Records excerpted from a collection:
-- -- --
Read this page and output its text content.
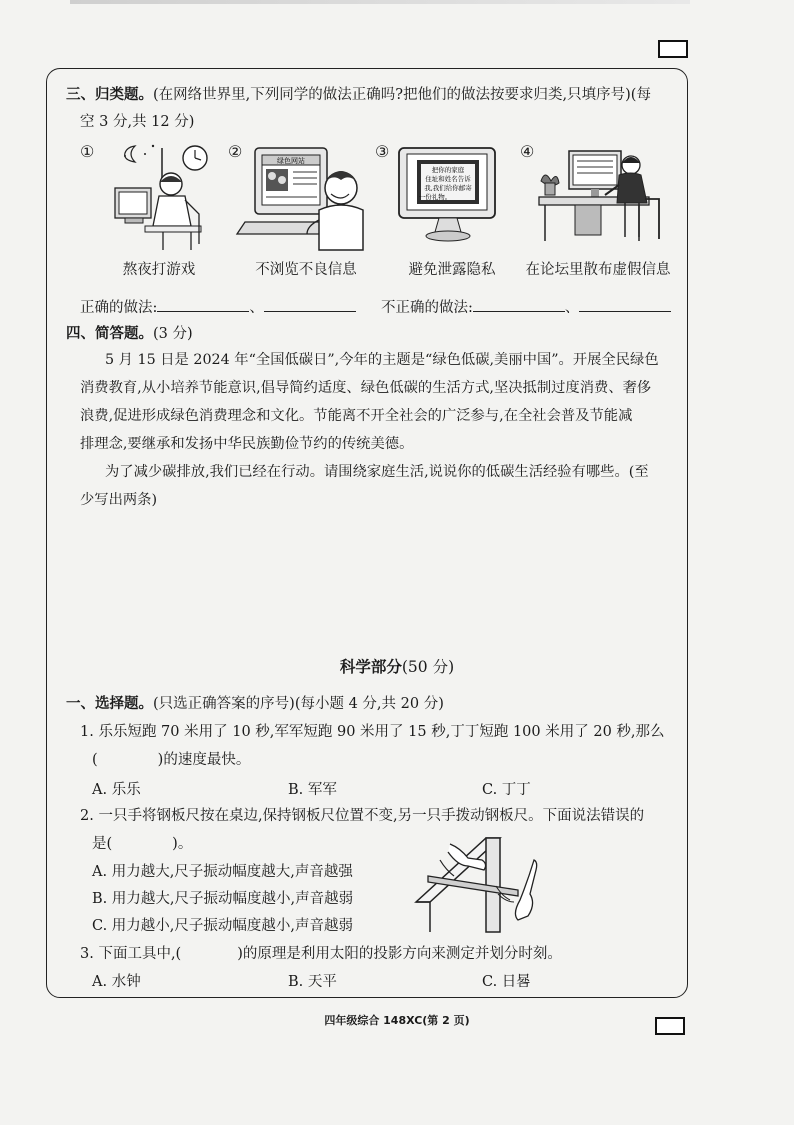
三、归类题。(在网络世界里,下列同学的做法正确吗?把他们的做法按要求归类,只填序号)(每
空 3 分,共 12 分)
①	②	③	④
绿色网站
把你的家庭
住址和姓名告诉
我,我们给你邮寄
一份礼物。
熬夜打游戏	不浏览不良信息	避免泄露隐私	在论坛里散布虚假信息
正确的做法:	、	不正确的做法:	、
四、简答题。(3 分)
5 月 15 日是 2024 年“全国低碳日”,今年的主题是“绿色低碳,美丽中国”。开展全民绿色
消费教育,从小培养节能意识,倡导简约适度、绿色低碳的生活方式,坚决抵制过度消费、奢侈
浪费,促进形成绿色消费理念和文化。节能离不开全社会的广泛参与,在全社会普及节能减
排理念,要继承和发扬中华民族勤俭节约的传统美德。
为了减少碳排放,我们已经在行动。请围绕家庭生活,说说你的低碳生活经验有哪些。(至
少写出两条)
科学部分(50 分)
一、选择题。(只选正确答案的序号)(每小题 4 分,共 20 分)
1. 乐乐短跑 70 米用了 10 秒,军军短跑 90 米用了 15 秒,丁丁短跑 100 米用了 20 秒,那么
(	)的速度最快。
A. 乐乐	B. 军军	C. 丁丁
2. 一只手将钢板尺按在桌边,保持钢板尺位置不变,另一只手拨动钢板尺。下面说法错误的
是(	)。
A. 用力越大,尺子振动幅度越大,声音越强
B. 用力越大,尺子振动幅度越小,声音越弱
C. 用力越小,尺子振动幅度越小,声音越弱
3. 下面工具中,(	)的原理是利用太阳的投影方向来测定并划分时刻。
A. 水钟	B. 天平	C. 日晷
四年级综合 148XC(第 2 页)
-- -- --
# [Short task]
From the data, list each line in which the string "用力越大" appears.

# [Reply]
A. 用力越大,尺子振动幅度越大,声音越强
B. 用力越大,尺子振动幅度越小,声音越弱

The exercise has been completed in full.